Given records =
- - - -

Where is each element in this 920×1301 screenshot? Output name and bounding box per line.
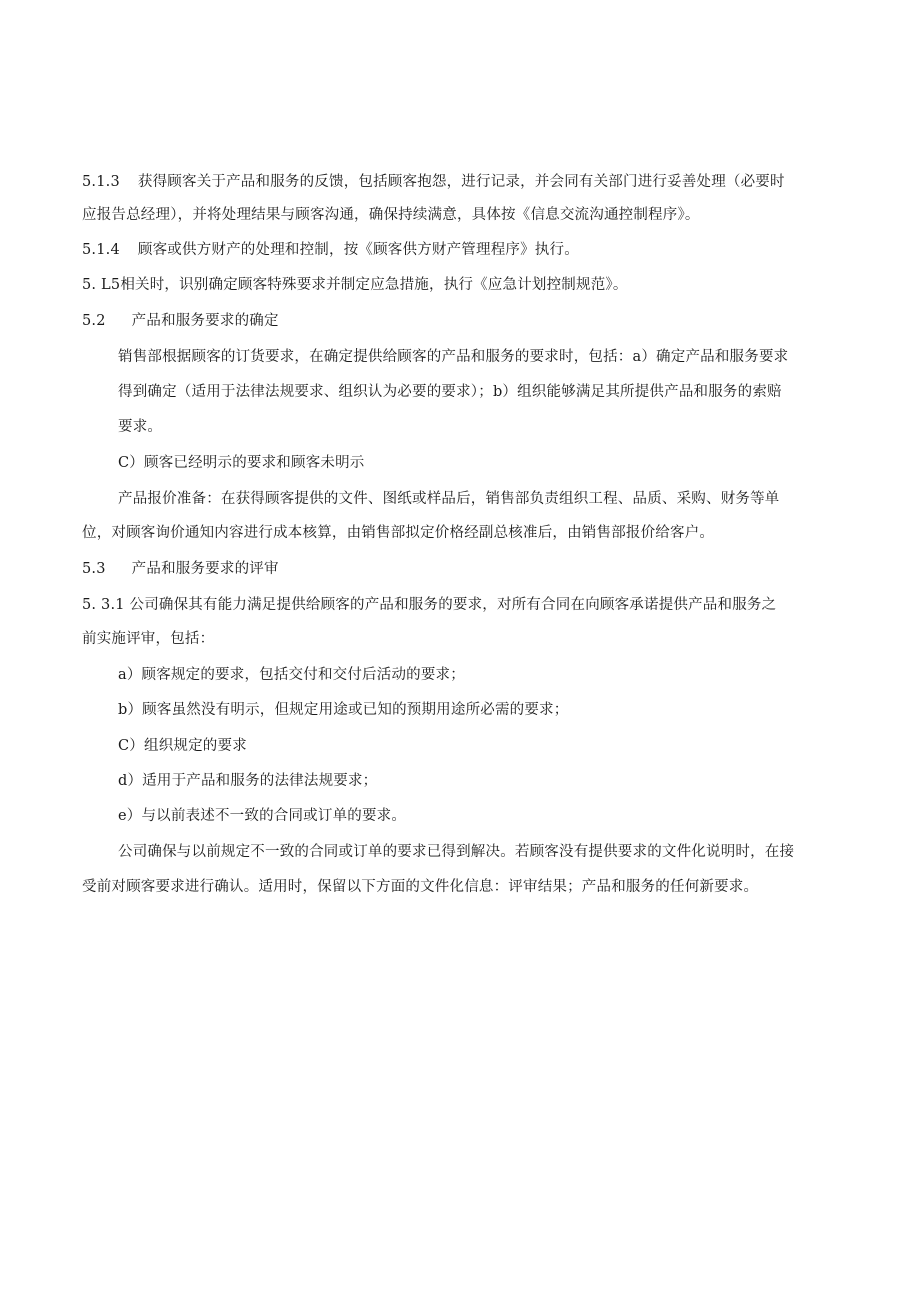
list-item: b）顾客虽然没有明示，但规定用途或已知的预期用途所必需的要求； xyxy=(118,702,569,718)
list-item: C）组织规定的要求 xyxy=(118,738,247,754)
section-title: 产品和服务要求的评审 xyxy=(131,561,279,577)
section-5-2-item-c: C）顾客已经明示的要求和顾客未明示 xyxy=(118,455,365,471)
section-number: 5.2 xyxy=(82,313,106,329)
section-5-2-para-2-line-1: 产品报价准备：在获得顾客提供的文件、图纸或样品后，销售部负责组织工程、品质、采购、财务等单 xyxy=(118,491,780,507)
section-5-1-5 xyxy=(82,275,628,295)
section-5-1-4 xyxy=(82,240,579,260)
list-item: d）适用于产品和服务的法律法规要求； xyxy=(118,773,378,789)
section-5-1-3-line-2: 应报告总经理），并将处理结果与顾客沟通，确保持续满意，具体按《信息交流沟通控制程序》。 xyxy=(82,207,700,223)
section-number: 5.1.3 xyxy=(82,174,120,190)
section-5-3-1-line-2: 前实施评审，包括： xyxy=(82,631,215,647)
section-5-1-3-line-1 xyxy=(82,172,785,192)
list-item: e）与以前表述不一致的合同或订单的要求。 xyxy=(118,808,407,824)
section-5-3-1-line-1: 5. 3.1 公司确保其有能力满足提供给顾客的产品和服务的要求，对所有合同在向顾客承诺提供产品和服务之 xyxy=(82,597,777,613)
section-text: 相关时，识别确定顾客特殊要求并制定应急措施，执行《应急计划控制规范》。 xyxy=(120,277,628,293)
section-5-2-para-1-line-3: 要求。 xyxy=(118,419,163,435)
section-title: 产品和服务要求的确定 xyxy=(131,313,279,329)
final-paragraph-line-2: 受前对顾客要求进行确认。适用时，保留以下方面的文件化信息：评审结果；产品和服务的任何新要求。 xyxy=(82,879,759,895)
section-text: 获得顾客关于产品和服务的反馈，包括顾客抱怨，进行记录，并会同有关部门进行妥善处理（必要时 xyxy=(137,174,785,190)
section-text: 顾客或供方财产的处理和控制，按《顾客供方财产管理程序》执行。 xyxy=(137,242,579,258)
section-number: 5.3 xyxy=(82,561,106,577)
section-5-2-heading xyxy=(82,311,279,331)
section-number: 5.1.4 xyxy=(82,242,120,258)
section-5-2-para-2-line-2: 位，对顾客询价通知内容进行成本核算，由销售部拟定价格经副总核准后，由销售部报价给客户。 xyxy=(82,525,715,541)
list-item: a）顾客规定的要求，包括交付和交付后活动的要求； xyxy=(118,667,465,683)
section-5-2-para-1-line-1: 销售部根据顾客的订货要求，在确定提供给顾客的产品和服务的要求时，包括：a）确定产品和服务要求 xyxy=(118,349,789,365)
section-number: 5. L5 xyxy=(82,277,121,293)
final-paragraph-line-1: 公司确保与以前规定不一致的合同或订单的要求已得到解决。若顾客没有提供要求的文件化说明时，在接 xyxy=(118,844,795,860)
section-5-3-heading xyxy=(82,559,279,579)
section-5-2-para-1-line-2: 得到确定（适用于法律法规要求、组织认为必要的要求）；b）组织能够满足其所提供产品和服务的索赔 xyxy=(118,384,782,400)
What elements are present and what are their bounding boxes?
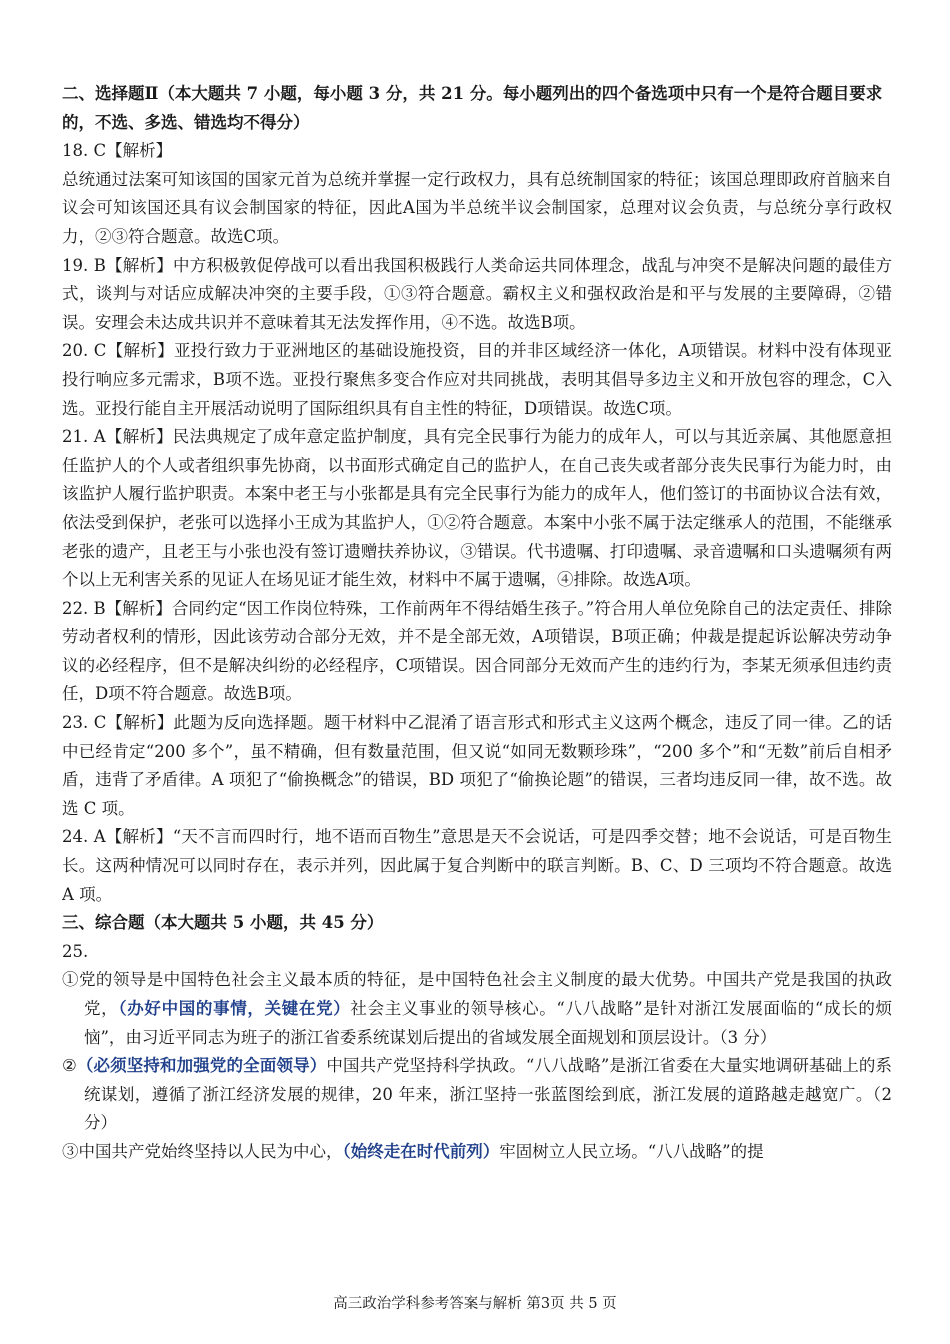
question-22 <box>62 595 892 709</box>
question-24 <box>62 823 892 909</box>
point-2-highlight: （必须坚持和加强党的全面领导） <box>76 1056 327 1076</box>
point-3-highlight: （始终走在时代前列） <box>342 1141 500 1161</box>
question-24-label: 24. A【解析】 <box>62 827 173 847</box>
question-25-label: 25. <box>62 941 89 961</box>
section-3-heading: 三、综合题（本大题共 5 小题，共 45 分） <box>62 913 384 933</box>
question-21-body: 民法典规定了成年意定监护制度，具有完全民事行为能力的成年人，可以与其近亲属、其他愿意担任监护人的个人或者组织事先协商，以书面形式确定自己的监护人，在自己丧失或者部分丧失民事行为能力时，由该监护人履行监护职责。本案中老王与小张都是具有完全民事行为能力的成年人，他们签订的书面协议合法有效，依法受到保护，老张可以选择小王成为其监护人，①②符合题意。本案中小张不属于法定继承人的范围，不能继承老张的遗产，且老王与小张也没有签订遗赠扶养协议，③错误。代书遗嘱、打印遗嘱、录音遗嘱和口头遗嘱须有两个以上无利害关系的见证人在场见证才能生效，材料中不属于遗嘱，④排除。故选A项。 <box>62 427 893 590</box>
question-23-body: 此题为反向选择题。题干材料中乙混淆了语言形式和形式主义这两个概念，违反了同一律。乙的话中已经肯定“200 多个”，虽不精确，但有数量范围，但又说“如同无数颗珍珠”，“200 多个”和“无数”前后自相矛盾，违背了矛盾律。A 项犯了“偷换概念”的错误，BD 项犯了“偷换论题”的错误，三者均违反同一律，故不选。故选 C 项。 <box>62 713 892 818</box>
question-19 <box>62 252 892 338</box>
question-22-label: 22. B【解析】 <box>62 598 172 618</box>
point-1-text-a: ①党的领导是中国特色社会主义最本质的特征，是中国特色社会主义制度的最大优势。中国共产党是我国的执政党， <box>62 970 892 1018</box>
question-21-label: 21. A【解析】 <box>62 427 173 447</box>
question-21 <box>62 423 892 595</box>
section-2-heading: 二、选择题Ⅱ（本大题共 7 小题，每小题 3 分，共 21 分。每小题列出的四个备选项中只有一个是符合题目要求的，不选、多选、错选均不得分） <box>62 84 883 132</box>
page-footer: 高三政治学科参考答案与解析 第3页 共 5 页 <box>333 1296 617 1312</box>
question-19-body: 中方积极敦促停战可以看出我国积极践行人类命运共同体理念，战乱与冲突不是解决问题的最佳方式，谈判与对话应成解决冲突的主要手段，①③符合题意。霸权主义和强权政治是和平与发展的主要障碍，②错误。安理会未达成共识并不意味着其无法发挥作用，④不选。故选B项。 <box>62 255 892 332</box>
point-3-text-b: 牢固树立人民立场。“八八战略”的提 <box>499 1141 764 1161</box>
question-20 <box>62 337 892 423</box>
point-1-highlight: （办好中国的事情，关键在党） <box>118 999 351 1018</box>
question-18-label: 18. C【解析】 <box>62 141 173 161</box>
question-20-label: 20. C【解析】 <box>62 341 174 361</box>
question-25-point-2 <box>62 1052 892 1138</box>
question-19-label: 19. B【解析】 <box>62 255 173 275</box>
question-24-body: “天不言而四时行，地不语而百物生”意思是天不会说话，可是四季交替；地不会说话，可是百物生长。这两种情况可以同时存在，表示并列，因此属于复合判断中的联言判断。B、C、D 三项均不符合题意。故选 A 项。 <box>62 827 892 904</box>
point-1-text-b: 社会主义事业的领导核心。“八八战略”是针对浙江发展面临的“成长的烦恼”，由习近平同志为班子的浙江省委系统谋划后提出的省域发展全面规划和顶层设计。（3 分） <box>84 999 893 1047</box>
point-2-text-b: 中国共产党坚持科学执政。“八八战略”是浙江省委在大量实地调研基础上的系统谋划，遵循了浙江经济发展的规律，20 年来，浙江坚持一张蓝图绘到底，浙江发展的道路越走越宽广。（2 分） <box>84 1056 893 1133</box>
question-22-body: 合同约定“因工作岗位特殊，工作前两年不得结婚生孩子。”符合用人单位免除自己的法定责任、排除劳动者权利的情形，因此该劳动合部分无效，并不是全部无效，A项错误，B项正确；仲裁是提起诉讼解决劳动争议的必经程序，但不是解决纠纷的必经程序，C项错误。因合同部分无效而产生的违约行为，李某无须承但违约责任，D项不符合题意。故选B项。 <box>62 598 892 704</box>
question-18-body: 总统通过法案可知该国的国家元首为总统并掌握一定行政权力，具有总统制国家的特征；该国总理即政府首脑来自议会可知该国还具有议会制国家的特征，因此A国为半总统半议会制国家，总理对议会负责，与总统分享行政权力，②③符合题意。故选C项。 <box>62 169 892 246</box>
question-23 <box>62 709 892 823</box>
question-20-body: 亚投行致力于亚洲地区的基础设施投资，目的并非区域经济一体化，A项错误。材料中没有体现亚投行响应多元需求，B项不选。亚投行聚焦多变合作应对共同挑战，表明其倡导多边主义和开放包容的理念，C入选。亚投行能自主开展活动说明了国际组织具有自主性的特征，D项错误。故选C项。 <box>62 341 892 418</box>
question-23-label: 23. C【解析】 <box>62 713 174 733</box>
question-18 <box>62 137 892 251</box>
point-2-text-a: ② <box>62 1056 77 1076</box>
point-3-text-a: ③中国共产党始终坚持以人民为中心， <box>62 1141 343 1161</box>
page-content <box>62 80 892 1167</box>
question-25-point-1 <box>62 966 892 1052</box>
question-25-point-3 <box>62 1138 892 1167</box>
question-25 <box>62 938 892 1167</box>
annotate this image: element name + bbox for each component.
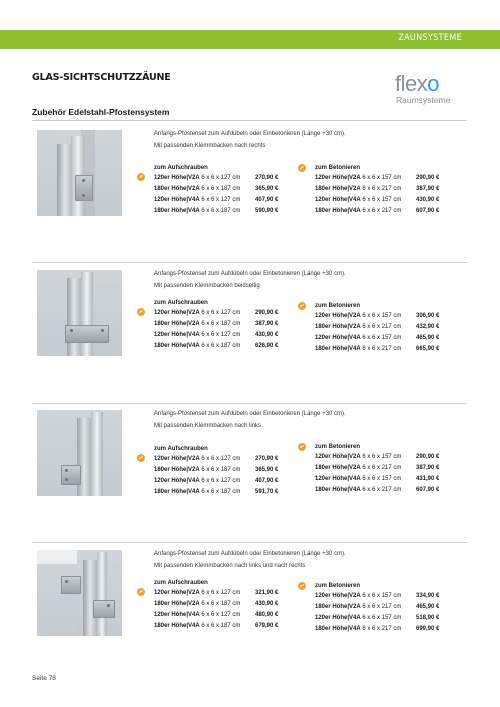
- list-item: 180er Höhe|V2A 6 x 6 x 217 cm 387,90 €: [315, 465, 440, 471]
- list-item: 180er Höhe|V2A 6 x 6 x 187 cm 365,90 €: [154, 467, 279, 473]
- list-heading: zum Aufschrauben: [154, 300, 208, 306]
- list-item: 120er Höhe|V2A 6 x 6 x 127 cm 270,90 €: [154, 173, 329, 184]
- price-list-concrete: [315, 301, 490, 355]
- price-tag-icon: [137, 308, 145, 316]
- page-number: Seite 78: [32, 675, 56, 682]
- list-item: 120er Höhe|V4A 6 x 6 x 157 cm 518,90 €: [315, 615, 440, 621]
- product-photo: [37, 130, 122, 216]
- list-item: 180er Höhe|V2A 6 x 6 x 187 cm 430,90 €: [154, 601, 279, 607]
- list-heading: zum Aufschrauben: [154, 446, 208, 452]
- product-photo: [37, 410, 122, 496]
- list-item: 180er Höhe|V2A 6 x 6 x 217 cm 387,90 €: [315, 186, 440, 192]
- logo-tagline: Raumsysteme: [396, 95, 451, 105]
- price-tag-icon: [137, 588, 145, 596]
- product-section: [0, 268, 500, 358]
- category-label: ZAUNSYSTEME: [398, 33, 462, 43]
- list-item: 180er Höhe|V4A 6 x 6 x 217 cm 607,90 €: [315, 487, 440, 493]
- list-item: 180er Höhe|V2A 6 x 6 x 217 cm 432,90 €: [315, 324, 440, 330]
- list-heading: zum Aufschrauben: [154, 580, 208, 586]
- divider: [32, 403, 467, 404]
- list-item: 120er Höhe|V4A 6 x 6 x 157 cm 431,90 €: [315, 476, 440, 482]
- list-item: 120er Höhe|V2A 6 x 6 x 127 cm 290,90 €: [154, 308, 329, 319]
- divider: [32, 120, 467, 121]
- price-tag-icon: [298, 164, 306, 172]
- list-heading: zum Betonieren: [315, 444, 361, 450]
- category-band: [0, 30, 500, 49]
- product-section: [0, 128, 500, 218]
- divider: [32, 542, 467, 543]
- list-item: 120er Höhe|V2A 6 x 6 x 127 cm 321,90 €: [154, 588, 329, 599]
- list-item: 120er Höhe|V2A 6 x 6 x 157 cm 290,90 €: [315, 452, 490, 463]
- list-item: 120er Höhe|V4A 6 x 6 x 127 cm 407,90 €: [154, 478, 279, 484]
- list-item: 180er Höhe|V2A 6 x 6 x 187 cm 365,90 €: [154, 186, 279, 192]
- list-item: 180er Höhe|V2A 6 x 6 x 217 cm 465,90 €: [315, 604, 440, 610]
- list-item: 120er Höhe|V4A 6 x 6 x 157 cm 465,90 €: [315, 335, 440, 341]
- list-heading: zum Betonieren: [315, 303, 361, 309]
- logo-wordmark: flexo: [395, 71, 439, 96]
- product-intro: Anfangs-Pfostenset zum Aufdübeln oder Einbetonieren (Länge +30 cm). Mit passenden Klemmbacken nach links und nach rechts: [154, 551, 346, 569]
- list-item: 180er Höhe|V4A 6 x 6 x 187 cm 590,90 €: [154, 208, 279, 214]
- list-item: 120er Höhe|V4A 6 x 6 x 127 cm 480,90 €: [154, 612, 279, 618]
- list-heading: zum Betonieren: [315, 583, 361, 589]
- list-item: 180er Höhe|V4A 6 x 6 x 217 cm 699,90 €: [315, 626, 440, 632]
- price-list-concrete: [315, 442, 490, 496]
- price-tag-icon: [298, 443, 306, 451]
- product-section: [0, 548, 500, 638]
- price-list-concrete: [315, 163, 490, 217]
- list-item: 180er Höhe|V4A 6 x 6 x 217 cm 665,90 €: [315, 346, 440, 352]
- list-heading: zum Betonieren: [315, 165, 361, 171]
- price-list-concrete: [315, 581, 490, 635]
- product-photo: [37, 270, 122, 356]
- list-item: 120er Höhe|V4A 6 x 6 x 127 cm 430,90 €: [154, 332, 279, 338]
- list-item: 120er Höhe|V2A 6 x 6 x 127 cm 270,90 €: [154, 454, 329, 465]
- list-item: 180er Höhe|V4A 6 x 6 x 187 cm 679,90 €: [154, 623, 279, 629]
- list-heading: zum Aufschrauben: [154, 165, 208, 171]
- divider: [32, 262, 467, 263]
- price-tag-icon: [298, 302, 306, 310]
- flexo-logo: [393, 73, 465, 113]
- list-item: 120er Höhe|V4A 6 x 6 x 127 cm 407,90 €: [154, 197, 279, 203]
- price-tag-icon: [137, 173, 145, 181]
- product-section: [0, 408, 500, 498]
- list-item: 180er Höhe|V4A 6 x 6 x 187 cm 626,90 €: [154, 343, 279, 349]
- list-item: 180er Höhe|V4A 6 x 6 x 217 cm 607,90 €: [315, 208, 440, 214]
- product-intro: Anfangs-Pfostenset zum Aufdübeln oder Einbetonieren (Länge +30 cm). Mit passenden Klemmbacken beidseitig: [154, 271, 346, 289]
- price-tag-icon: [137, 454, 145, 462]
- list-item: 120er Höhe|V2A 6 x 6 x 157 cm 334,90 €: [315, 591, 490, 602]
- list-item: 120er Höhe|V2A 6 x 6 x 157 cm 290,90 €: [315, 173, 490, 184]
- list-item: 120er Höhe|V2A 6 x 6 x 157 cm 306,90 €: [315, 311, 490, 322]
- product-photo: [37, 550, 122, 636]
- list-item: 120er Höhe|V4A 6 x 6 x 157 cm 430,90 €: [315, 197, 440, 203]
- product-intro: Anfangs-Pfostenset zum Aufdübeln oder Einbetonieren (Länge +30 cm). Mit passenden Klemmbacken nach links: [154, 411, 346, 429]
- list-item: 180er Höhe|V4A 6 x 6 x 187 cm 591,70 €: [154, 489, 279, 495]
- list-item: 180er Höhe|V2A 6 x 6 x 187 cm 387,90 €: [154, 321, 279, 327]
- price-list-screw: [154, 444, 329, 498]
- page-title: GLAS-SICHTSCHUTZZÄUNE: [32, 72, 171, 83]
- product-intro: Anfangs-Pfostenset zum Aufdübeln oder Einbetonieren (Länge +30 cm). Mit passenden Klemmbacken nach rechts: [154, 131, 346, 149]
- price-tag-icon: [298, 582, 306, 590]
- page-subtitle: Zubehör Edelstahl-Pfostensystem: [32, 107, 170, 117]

- - - -

Given instruction = Please return, unchanged, the lines in the records starting at the line that contains "question-22 <box>62 595 892 709</box>" and ending at the line that contains "question-25-label: 25. <box>62", with both of those lines included.

Answer to the problem =
question-22 <box>62 595 892 709</box>
question-24 <box>62 823 892 909</box>
point-2-highlight: （必须坚持和加强党的全面领导） <box>76 1056 327 1076</box>
point-3-highlight: （始终走在时代前列） <box>342 1141 500 1161</box>
question-24-label: 24. A【解析】 <box>62 827 173 847</box>
question-25-label: 25. <box>62 941 89 961</box>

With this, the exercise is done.